— BEGIN —

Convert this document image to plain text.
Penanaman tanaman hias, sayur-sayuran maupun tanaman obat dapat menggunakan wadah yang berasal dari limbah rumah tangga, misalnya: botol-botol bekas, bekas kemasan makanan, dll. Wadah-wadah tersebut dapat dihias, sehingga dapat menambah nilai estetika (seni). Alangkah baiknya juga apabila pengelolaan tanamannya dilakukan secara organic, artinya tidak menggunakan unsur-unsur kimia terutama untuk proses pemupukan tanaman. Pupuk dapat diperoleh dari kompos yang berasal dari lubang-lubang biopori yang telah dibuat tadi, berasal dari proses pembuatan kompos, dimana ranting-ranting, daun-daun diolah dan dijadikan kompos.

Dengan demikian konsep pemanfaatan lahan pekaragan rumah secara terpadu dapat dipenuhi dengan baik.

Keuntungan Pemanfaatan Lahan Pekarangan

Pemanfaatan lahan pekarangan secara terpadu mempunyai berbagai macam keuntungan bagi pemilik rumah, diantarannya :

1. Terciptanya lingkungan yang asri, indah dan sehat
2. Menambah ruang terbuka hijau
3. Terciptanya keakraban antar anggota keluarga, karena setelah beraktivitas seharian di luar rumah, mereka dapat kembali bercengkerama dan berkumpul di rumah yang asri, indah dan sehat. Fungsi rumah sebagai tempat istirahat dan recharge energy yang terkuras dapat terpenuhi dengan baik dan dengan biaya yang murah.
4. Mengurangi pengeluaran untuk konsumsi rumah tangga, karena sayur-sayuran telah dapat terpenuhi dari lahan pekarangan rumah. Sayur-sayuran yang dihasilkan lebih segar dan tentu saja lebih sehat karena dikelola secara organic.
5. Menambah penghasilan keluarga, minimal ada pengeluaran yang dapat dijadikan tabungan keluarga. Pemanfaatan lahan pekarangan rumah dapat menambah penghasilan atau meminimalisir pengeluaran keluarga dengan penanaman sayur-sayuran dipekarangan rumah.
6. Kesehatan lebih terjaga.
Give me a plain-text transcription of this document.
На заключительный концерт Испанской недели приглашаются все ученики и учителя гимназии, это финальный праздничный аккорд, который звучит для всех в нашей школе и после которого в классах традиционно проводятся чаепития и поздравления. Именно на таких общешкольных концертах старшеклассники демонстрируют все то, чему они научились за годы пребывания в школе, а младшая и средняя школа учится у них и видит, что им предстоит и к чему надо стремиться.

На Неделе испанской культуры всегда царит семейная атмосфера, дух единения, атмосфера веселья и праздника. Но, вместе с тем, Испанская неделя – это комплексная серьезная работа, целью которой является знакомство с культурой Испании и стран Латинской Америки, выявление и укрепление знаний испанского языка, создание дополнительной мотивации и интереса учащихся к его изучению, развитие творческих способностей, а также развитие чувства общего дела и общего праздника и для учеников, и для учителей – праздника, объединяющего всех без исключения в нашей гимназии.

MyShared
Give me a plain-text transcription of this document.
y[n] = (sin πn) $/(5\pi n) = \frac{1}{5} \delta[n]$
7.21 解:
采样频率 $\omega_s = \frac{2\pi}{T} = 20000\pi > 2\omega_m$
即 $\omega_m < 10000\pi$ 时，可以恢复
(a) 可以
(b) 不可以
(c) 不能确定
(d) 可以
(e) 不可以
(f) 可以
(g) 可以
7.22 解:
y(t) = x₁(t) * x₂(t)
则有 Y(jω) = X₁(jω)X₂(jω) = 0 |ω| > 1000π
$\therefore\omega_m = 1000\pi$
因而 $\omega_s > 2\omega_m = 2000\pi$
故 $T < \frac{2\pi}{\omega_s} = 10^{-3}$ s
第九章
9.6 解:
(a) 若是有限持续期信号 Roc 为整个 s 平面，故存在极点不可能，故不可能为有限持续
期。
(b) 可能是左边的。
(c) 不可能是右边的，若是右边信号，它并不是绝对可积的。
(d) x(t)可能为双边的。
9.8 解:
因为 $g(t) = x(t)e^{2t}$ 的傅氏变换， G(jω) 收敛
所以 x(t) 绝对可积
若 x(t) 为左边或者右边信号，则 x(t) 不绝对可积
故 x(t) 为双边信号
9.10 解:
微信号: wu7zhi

— END —

▸ TASK INSTRUCTIONS
Reproduce each record exactly as it appears.

▸ ANSWER FOR THIS EXERCISE
Convert this document image to plain text.
Penanaman tanaman hias, sayur-sayuran maupun tanaman obat dapat menggunakan wadah yang berasal dari limbah rumah tangga, misalnya: botol-botol bekas, bekas kemasan makanan, dll. Wadah-wadah tersebut dapat dihias, sehingga dapat menambah nilai estetika (seni). Alangkah baiknya juga apabila pengelolaan tanamannya dilakukan secara organic, artinya tidak menggunakan unsur-unsur kimia terutama untuk proses pemupukan tanaman. Pupuk dapat diperoleh dari kompos yang berasal dari lubang-lubang biopori yang telah dibuat tadi, berasal dari proses pembuatan kompos, dimana ranting-ranting, daun-daun diolah dan dijadikan kompos.

Dengan demikian konsep pemanfaatan lahan pekaragan rumah secara terpadu dapat dipenuhi dengan baik.

Keuntungan Pemanfaatan Lahan Pekarangan

Pemanfaatan lahan pekarangan secara terpadu mempunyai berbagai macam keuntungan bagi pemilik rumah, diantarannya :

1. Terciptanya lingkungan yang asri, indah dan sehat
2. Menambah ruang terbuka hijau
3. Terciptanya keakraban antar anggota keluarga, karena setelah beraktivitas seharian di luar rumah, mereka dapat kembali bercengkerama dan berkumpul di rumah yang asri, indah dan sehat. Fungsi rumah sebagai tempat istirahat dan recharge energy yang terkuras dapat terpenuhi dengan baik dan dengan biaya yang murah.
4. Mengurangi pengeluaran untuk konsumsi rumah tangga, karena sayur-sayuran telah dapat terpenuhi dari lahan pekarangan rumah. Sayur-sayuran yang dihasilkan lebih segar dan tentu saja lebih sehat karena dikelola secara organic.
5. Menambah penghasilan keluarga, minimal ada pengeluaran yang dapat dijadikan tabungan keluarga. Pemanfaatan lahan pekarangan rumah dapat menambah penghasilan atau meminimalisir pengeluaran keluarga dengan penanaman sayur-sayuran dipekarangan rumah.
6. Kesehatan lebih terjaga.
Give me a plain-text transcription of this document.
На заключительный концерт Испанской недели приглашаются все ученики и учителя гимназии, это финальный праздничный аккорд, который звучит для всех в нашей школе и после которого в классах традиционно проводятся чаепития и поздравления. Именно на таких общешкольных концертах старшеклассники демонстрируют все то, чему они научились за годы пребывания в школе, а младшая и средняя школа учится у них и видит, что им предстоит и к чему надо стремиться.

На Неделе испанской культуры всегда царит семейная атмосфера, дух единения, атмосфера веселья и праздника. Но, вместе с тем, Испанская неделя – это комплексная серьезная работа, целью которой является знакомство с культурой Испании и стран Латинской Америки, выявление и укрепление знаний испанского языка, создание дополнительной мотивации и интереса учащихся к его изучению, развитие творческих способностей, а также развитие чувства общего дела и общего праздника и для учеников, и для учителей – праздника, объединяющего всех без исключения в нашей гимназии.

MyShared
Give me a plain-text transcription of this document.
y[n] = (sin πn) $/(5\pi n) = \frac{1}{5} \delta[n]$
7.21 解:
采样频率 $\omega_s = \frac{2\pi}{T} = 20000\pi > 2\omega_m$
即 $\omega_m < 10000\pi$ 时，可以恢复
(a) 可以
(b) 不可以
(c) 不能确定
(d) 可以
(e) 不可以
(f) 可以
(g) 可以
7.22 解:
y(t) = x₁(t) * x₂(t)
则有 Y(jω) = X₁(jω)X₂(jω) = 0 |ω| > 1000π
$\therefore\omega_m = 1000\pi$
因而 $\omega_s > 2\omega_m = 2000\pi$
故 $T < \frac{2\pi}{\omega_s} = 10^{-3}$ s
第九章
9.6 解:
(a) 若是有限持续期信号 Roc 为整个 s 平面，故存在极点不可能，故不可能为有限持续
期。
(b) 可能是左边的。
(c) 不可能是右边的，若是右边信号，它并不是绝对可积的。
(d) x(t)可能为双边的。
9.8 解:
因为 $g(t) = x(t)e^{2t}$ 的傅氏变换， G(jω) 收敛
所以 x(t) 绝对可积
若 x(t) 为左边或者右边信号，则 x(t) 不绝对可积
故 x(t) 为双边信号
9.10 解:
微信号: wu7zhi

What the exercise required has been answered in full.